Think in terms of great recordings from thirty to fifty years ago. Like old jazz recordings of the greats such as Charlie Parker, or old Beatles albums. Are these recordings anything less because they weren't recorded on modern day equipment? Not at all. They are great because of what went on in front of the microphone, not behind the scenes.

Yes, its back to basics here. What's funny is that when you were sitting down quietly with your guitar or at your piano, or humming away a tune, and something came to you that you felt and it somehow became music, if you were lucky enough to embody that emotion in your song and it carries to the listener, then the last thing you want to do is lose that magic in gadget land. I'm not suggesting producing poor quality sounding productions. By all means, get the best quality sound that you can afford. But I am suggesting that maybe instead of you trying to be both the musician and the engineer, that if you had to pick one over the other, you can always buy an engineer for your music. You can't buy the music. You may find it difficult to do it all yourself and not risk affecting the emotion of the music you want to record.

Second Point: Continuing on from Point One, there is often a subtle yet critical point that comes out of the concept of having a bunch of equipment at home - you tend to work alone a lot more. Well this could be fine, but often a mature recording is based on a team of people working on it. Where the songwriter has his or her role, the musicians play their part, the engineer plays their part and ideally a producer is in there, facilitating the entire process.

Well when you have all this equipment at home, there's no one around you to suggest something that you might not be aware of. Such as "that introduction is a bit long, isn't it?" or "Do you really think it might sound better with a vocal harmony here?", etc. These extra set of ears working on your music are a critical early quality control issue that doesn't happen when you are working alone. So the end product that you send out from your studio hasn't taken into consideration a number of people hearing it. Its hard sometimes to see the forest for the trees when you are writing and doing all of the other things that is part of making music. So consequently having some early opinions by people who can make a positive contribution is critical in obtaining a mature recording.

Third Point: Human drummers. Use humans for drumming wherever possible. There are obvious exceptions here, and that is music falling into a techno, house, ambient, rave, or hip hop classification (or similar). In these cases, drums are typically done using sampled drum loops. So there is a seperate set of rules there. But for the rest.....

## Data provided
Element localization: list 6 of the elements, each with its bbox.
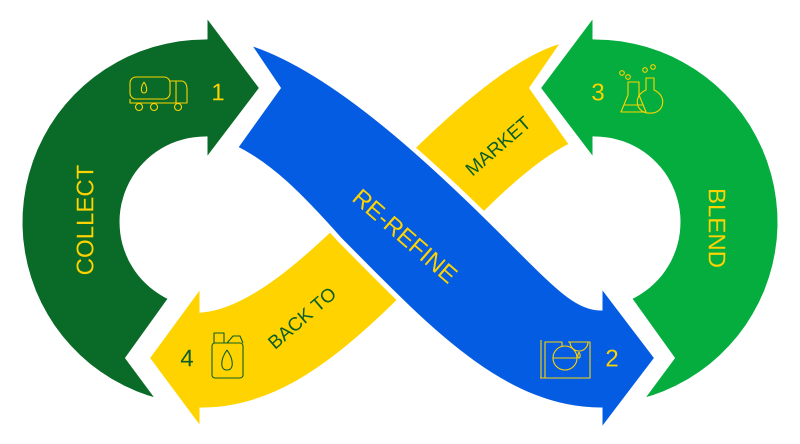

## Stated problem 1
Name every music style that the home recording advice gives as an exception to using human drummers.
## Stated problem 2
Carry the home recording advice forward from its final line about the third point.
The data plays no part in this work.

## Exercise response 1
Techno, house, ambient, rave, and hip hop.

## Exercise response 2
Despite the fact that you have just spent hundreds or thousands of dollars on that new keyboard or drum machine, it just isn't going to cut it when you are putting together a "master" recording. Not for drums anyway. 9 out of 10 listeners will notice the difference between a human drummer and a drum machine. And its really a problem when you hear a poor sounding crash cymbal on a drum machine and it ruins the entire recorded production. It would probably be ok on a demo, but not on a master.

The main reason why drummers are so critical is that they control the underlying feel of the music. Machines can't really do this. Of all the recordings that have come across my desk over the past 10 or so years, the ones with killer grooves played by a human drummer are the ones that worked. The only time I have found drum machines successful is when a drummer programmed them. Its just easier to have a drummer do it with a kit.

Drummers are critical in producing high quality master recordings. If you want to produce a master recording and don't know a drummer, talk to a recording studio and have them suggest a session drummer for your music. Session players vary in rates, but the hundred or so dollars that you are going to spend on a session drummer will make the world of difference to your production.

These are highly noticeable points to me when I judged my part of various songwriting competitions.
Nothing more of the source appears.